Report how many lines include the word "Commission", and nothing besides that number.

____ Records to process

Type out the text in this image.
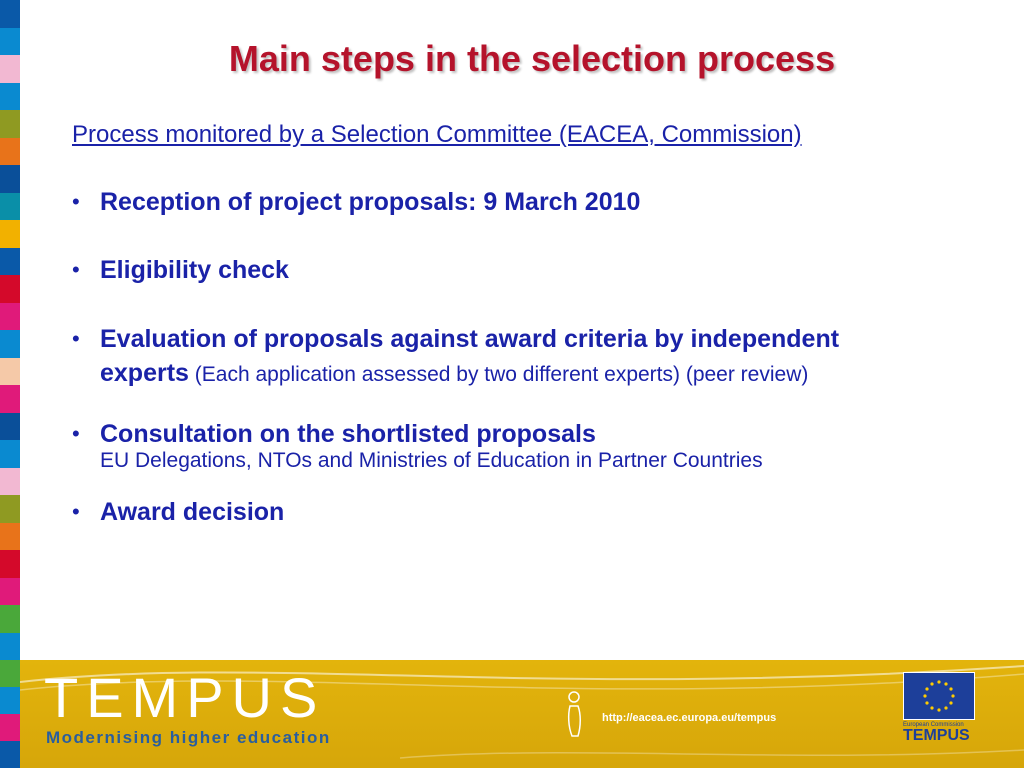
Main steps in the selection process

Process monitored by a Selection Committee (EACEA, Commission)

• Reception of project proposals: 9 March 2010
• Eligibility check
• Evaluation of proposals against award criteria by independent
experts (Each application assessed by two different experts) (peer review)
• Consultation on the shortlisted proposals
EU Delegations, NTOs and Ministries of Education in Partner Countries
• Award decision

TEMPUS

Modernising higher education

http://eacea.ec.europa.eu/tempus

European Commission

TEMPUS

________

Written response: 2